Records from a collection of figures
* * *

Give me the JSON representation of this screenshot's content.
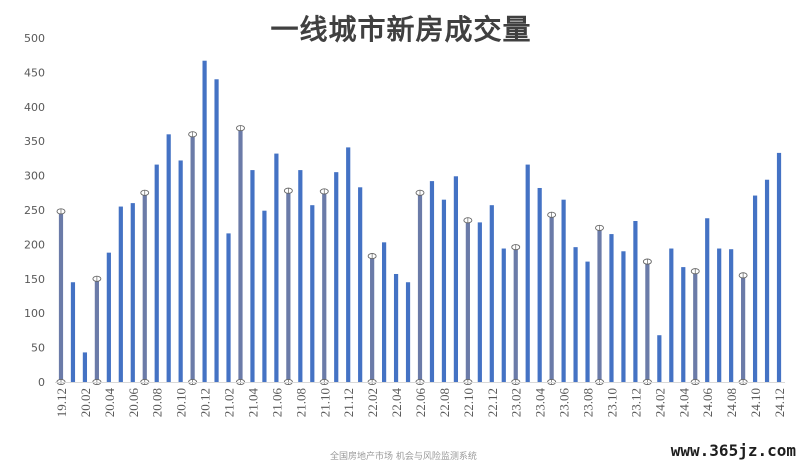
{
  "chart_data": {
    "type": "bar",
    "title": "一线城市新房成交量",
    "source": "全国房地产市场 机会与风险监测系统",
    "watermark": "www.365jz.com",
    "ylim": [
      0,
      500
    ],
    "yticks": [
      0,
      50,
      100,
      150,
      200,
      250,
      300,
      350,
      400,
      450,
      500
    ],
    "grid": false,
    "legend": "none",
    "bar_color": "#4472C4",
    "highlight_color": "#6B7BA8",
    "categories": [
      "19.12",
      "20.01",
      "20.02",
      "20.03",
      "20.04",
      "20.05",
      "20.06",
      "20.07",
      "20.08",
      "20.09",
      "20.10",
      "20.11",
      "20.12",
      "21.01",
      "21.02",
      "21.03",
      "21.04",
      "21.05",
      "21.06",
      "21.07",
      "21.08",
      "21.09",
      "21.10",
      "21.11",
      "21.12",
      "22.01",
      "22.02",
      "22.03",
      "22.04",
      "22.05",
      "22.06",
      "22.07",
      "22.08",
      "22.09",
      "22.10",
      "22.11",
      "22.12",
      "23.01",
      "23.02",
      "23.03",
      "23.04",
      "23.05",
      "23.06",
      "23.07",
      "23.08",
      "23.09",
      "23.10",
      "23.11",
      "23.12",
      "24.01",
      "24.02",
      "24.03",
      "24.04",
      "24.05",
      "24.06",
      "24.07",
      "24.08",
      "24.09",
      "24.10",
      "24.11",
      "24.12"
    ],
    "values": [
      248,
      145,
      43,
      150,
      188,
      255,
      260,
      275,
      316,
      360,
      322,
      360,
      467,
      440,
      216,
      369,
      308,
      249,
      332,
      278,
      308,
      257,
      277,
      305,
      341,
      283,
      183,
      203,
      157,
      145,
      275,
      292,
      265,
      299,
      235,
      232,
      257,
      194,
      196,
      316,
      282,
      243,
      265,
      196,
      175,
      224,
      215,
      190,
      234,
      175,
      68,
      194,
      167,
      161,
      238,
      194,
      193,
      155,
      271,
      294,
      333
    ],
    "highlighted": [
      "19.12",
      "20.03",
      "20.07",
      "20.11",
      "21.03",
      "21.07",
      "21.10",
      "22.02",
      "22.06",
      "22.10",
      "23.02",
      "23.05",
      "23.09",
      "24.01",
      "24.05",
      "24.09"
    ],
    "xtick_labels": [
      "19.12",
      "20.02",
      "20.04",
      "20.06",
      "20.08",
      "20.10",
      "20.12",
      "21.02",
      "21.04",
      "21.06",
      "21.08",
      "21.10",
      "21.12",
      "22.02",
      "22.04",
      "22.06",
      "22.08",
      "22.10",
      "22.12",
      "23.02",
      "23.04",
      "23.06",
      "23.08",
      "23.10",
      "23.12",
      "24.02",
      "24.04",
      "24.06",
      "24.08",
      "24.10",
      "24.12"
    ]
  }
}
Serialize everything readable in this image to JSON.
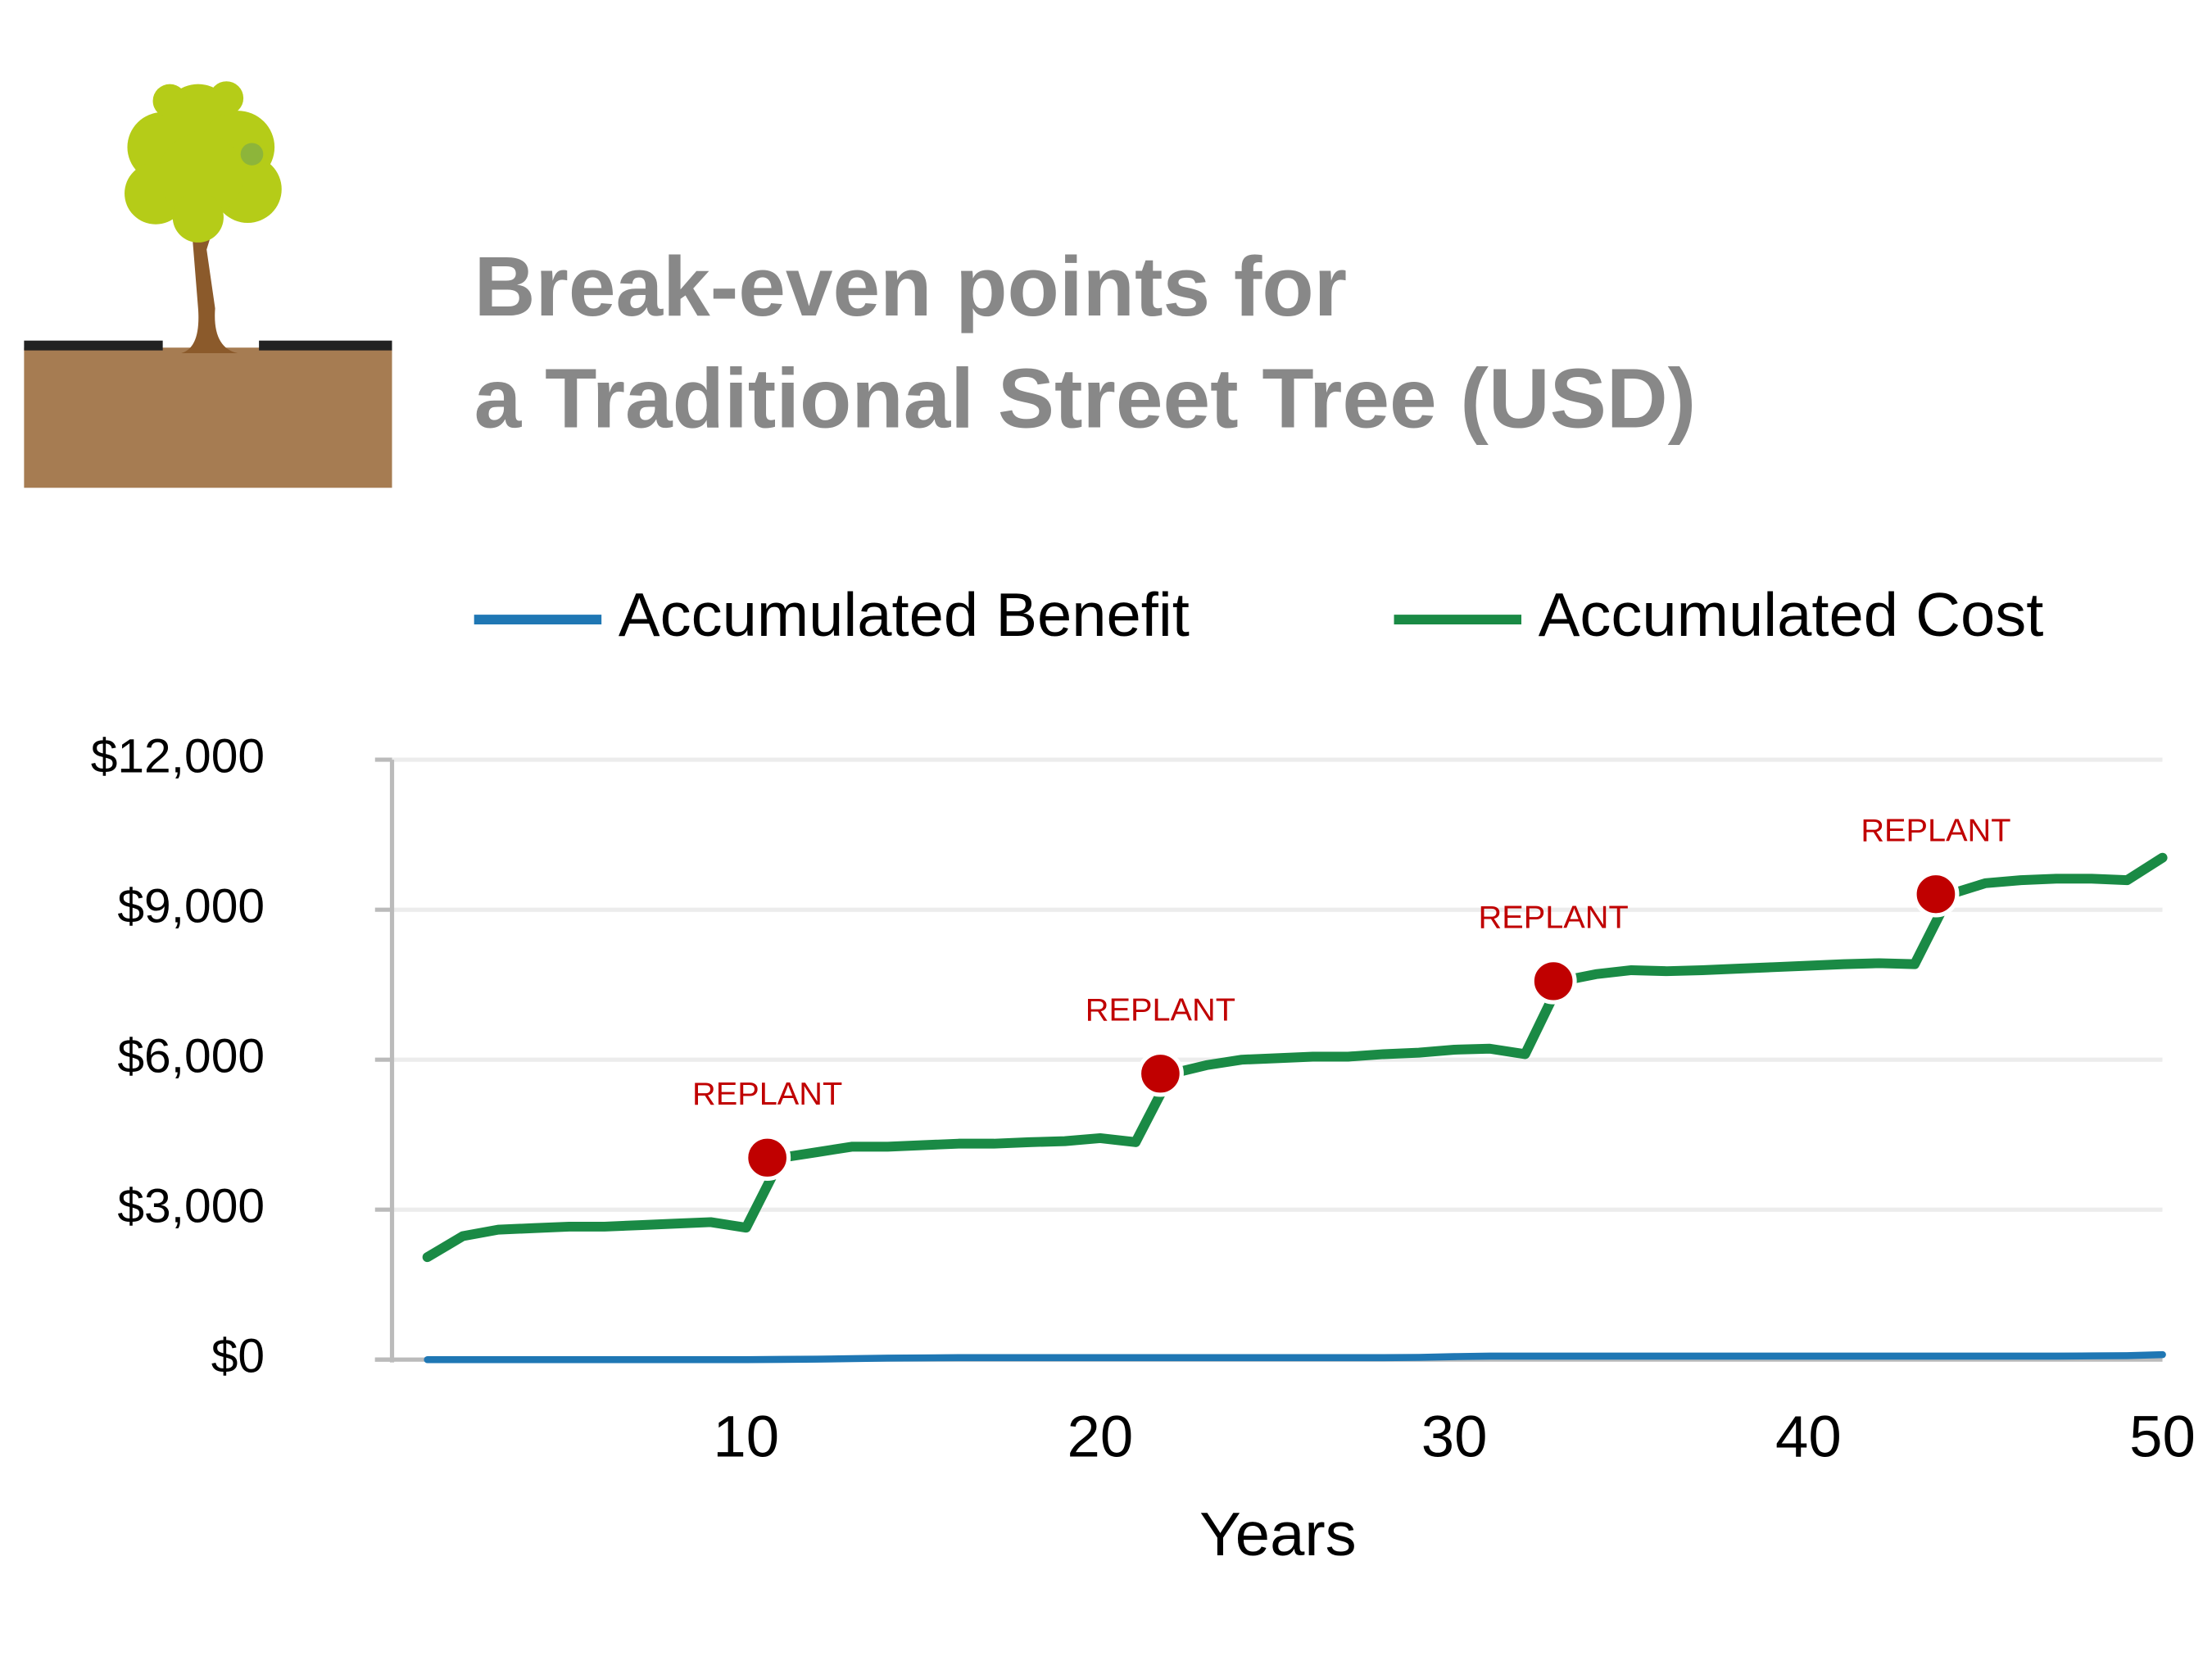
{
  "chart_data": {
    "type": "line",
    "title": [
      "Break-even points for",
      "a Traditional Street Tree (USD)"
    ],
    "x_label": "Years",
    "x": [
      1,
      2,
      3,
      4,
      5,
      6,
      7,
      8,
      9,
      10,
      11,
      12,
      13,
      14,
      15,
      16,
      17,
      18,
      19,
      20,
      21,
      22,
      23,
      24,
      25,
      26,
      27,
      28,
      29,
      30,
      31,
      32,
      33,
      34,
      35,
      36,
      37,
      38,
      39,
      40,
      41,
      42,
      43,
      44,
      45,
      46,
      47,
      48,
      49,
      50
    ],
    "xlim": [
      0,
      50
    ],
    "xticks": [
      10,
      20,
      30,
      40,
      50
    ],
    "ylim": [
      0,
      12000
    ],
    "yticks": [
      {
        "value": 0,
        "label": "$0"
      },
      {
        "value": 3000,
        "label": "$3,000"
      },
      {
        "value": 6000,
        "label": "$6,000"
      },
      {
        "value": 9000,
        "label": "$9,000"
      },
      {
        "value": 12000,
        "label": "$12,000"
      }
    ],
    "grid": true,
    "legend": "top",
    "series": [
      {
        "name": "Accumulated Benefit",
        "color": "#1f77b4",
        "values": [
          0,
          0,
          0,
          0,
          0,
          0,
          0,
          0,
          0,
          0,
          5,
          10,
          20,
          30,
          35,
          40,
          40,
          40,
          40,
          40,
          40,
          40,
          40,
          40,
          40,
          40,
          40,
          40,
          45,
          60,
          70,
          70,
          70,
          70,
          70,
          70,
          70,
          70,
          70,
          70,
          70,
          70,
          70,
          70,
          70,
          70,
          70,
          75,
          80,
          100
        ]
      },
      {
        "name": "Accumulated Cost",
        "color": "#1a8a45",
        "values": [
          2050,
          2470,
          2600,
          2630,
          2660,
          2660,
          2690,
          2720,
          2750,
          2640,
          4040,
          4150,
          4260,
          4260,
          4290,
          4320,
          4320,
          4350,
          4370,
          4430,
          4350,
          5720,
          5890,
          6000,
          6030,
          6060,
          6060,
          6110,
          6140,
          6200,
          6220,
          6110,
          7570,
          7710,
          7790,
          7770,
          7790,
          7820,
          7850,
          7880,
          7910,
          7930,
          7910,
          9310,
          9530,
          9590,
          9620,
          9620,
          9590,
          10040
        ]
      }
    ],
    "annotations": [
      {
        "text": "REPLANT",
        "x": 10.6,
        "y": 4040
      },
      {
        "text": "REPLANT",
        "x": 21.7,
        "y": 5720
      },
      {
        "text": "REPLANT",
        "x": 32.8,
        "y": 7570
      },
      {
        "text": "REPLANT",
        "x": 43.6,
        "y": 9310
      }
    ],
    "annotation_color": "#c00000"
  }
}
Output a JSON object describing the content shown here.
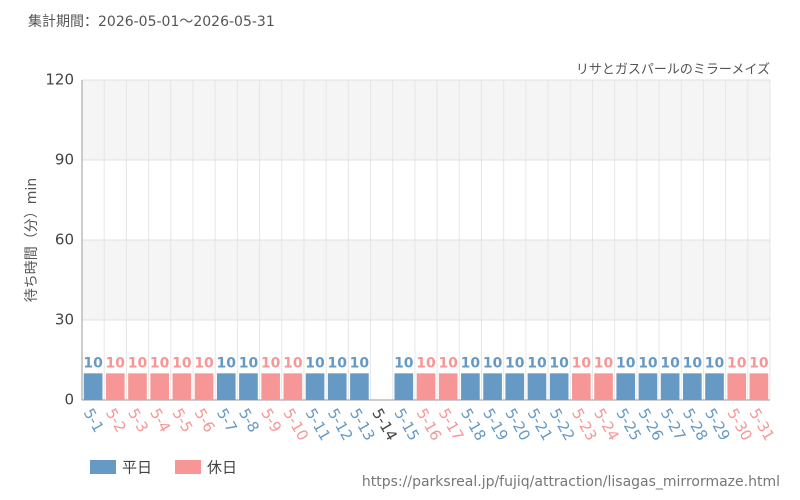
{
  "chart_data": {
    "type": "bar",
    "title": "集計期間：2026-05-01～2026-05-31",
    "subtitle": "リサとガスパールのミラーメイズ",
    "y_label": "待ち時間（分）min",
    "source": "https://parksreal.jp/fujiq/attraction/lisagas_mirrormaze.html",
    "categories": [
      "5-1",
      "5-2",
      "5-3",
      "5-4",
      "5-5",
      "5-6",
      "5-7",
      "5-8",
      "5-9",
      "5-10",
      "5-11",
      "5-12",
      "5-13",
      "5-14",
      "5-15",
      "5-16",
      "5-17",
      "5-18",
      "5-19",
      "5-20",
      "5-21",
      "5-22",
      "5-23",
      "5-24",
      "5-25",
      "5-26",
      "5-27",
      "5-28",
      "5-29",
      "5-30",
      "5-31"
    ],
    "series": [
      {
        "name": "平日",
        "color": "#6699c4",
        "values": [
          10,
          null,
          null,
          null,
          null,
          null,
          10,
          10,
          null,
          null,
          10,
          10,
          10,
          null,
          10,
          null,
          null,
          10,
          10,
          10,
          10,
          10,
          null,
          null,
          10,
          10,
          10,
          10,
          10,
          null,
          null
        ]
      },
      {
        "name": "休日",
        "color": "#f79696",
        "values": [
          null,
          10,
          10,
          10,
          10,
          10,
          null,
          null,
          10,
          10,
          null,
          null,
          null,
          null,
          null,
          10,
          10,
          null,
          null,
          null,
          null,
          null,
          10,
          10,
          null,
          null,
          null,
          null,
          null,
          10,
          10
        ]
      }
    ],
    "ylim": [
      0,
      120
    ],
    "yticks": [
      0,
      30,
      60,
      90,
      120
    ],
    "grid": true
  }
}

* * *

> **Aim**
Review the preceding data and report every line that includes the string "content".

> **Reply**
Give me the JSON representation of this screenshot's content.
Output a JSON object describing the content shown here.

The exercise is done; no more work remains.